Aim: Write out word for word each line from the one containing "What data populates" through the close of the listing, including both ends. Pictures do not belong in the copy.
----- Material supplied -----
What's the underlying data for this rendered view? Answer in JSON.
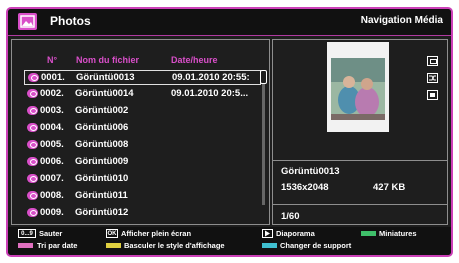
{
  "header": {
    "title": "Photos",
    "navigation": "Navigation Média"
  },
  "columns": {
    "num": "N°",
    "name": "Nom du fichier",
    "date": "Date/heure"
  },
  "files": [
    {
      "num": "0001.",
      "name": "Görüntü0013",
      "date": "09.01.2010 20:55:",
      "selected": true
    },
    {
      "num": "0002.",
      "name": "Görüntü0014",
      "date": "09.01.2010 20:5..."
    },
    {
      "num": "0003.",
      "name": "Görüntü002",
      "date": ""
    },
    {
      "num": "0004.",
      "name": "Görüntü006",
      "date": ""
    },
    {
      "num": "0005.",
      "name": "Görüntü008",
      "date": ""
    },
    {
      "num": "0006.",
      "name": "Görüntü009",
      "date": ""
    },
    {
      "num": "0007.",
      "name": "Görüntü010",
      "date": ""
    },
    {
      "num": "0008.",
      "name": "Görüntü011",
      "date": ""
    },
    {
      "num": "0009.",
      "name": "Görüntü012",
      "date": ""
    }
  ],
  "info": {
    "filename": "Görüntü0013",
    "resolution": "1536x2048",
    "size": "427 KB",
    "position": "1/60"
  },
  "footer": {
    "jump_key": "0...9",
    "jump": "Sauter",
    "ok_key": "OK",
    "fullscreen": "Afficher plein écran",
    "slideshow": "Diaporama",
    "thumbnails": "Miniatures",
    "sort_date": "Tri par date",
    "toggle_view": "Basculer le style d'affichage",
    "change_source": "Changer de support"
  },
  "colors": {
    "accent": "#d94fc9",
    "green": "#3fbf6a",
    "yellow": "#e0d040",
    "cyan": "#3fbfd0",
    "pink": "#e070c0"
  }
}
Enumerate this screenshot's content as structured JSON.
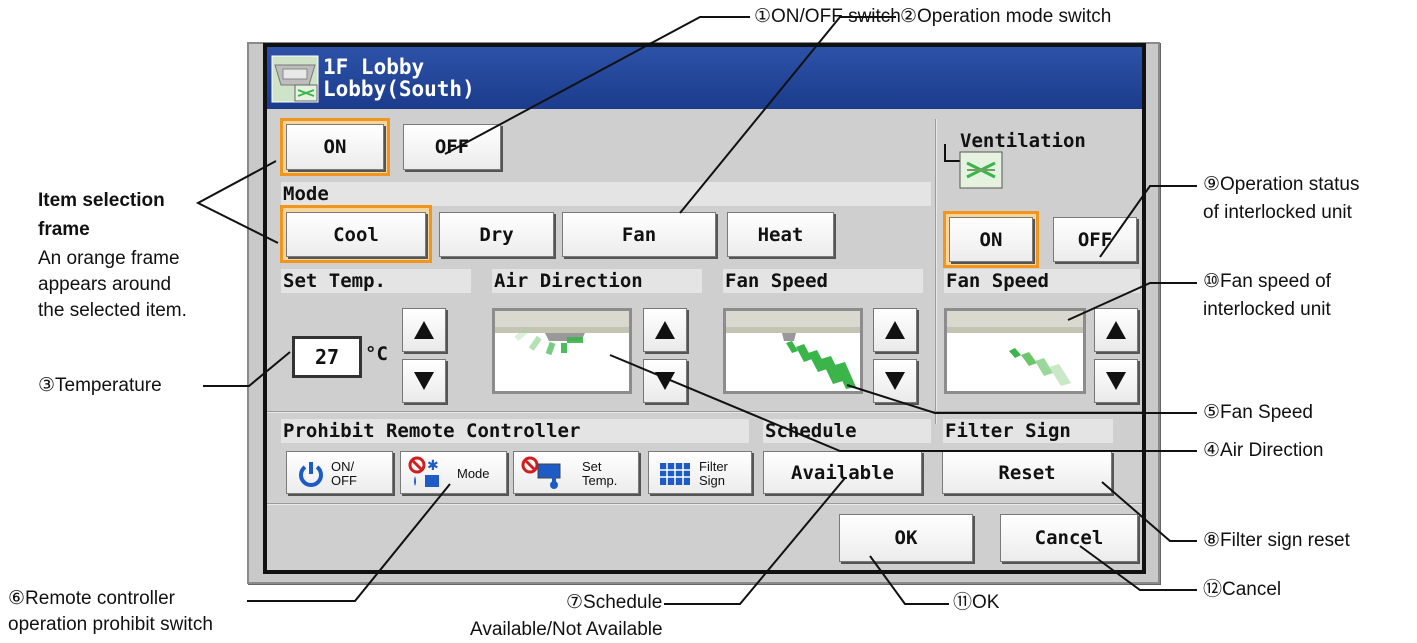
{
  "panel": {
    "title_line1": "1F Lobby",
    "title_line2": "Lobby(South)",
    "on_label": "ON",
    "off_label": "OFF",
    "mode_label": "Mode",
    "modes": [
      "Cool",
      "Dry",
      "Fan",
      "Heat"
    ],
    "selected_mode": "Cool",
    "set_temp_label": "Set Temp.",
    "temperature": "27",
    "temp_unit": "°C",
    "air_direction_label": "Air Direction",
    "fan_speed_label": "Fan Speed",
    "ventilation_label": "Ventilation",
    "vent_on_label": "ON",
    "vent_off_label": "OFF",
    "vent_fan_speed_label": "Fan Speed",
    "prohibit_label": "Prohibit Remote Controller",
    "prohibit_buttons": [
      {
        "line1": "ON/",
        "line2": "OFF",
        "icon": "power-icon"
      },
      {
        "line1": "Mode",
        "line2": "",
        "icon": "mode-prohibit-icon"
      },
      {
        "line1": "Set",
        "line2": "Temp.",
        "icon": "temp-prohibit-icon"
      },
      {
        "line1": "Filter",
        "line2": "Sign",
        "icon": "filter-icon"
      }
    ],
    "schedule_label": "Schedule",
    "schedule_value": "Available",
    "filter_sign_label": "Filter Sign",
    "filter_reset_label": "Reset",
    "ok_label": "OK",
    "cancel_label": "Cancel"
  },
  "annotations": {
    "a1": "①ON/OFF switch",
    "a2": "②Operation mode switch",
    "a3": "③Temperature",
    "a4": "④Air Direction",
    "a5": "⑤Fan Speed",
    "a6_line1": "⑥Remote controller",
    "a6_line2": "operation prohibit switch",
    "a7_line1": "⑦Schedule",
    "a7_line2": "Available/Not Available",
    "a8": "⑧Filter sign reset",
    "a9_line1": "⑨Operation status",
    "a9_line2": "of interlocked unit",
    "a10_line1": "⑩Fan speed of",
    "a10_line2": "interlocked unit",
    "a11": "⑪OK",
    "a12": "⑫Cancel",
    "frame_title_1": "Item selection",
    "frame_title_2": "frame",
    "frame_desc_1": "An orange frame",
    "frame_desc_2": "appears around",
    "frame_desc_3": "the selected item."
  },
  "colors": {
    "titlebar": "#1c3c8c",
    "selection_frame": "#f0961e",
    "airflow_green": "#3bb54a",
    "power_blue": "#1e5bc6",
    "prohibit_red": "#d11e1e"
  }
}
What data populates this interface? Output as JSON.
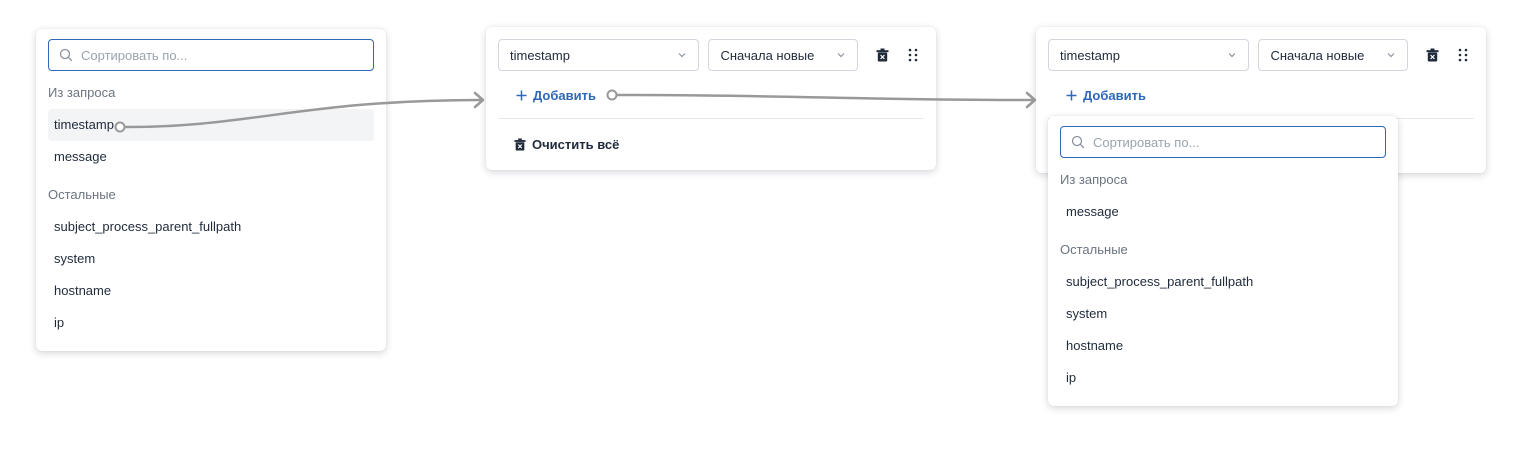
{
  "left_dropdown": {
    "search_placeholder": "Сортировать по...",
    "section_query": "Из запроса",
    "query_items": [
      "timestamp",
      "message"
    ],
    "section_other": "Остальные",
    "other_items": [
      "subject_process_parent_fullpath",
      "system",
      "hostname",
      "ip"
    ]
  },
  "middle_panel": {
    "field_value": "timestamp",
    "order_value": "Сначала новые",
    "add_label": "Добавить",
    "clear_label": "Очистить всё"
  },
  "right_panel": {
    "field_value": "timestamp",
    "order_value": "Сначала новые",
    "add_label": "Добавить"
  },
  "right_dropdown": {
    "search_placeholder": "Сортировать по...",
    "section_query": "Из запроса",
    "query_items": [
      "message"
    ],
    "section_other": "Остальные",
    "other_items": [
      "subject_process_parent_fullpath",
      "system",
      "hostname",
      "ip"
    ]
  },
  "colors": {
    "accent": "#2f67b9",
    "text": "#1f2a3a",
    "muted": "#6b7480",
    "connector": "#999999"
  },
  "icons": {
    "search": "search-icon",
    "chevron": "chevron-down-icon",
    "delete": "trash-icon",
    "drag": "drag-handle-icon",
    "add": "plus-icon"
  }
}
-----
Response to this exercise:
What data populates this interface? Output as JSON.
{
  "left_dropdown": {
    "search_placeholder": "Сортировать по...",
    "section_query": "Из запроса",
    "query_items": [
      "timestamp",
      "message"
    ],
    "section_other": "Остальные",
    "other_items": [
      "subject_process_parent_fullpath",
      "system",
      "hostname",
      "ip"
    ]
  },
  "middle_panel": {
    "field_value": "timestamp",
    "order_value": "Сначала новые",
    "add_label": "Добавить",
    "clear_label": "Очистить всё"
  },
  "right_panel": {
    "field_value": "timestamp",
    "order_value": "Сначала новые",
    "add_label": "Добавить"
  },
  "right_dropdown": {
    "search_placeholder": "Сортировать по...",
    "section_query": "Из запроса",
    "query_items": [
      "message"
    ],
    "section_other": "Остальные",
    "other_items": [
      "subject_process_parent_fullpath",
      "system",
      "hostname",
      "ip"
    ]
  },
  "colors": {
    "accent": "#2f67b9",
    "text": "#1f2a3a",
    "muted": "#6b7480",
    "connector": "#999999"
  },
  "icons": {
    "search": "search-icon",
    "chevron": "chevron-down-icon",
    "delete": "trash-icon",
    "drag": "drag-handle-icon",
    "add": "plus-icon"
  }
}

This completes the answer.